***** DATA SECTION *****
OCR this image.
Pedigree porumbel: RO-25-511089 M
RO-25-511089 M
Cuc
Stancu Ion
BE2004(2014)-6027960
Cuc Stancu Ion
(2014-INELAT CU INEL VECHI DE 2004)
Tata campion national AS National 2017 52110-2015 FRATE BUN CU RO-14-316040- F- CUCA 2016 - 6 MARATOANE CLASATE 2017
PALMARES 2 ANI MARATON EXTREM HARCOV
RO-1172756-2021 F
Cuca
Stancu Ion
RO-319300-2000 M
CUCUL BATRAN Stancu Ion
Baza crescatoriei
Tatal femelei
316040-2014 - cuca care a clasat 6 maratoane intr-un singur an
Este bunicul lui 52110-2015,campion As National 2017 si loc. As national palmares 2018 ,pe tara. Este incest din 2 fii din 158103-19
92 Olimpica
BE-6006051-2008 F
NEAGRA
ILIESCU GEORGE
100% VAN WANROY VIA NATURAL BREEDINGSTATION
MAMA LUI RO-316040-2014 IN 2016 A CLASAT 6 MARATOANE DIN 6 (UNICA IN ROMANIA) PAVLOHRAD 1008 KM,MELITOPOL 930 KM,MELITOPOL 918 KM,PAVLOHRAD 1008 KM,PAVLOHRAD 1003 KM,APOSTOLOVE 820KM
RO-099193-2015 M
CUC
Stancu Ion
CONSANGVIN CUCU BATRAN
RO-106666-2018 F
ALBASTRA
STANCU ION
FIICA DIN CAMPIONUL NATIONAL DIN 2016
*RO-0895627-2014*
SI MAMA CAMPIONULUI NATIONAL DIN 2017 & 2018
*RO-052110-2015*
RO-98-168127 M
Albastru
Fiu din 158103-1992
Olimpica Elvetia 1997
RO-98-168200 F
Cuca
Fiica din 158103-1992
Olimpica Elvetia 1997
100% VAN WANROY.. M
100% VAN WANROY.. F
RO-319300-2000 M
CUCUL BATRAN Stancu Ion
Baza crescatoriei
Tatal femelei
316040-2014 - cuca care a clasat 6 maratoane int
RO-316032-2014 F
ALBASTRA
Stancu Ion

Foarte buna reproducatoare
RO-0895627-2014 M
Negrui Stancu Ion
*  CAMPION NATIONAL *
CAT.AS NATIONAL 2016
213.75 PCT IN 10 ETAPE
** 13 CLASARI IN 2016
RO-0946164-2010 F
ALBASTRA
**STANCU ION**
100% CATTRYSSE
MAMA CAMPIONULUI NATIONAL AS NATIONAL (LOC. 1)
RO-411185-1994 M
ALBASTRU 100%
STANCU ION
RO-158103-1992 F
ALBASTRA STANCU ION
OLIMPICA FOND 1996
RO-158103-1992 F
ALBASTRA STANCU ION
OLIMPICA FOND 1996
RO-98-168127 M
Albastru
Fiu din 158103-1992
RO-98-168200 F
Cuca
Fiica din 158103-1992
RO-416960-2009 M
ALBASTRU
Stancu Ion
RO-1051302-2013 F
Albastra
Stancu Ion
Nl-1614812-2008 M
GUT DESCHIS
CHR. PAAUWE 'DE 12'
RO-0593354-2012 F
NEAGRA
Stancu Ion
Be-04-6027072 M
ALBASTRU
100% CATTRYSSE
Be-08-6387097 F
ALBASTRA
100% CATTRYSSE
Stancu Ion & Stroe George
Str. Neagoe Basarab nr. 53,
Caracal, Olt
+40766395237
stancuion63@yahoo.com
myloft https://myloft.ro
*****
» **CHALLENGE**
Give a single number: the count of lines above that include the word "MAMA".

» **TASK RESULT**
3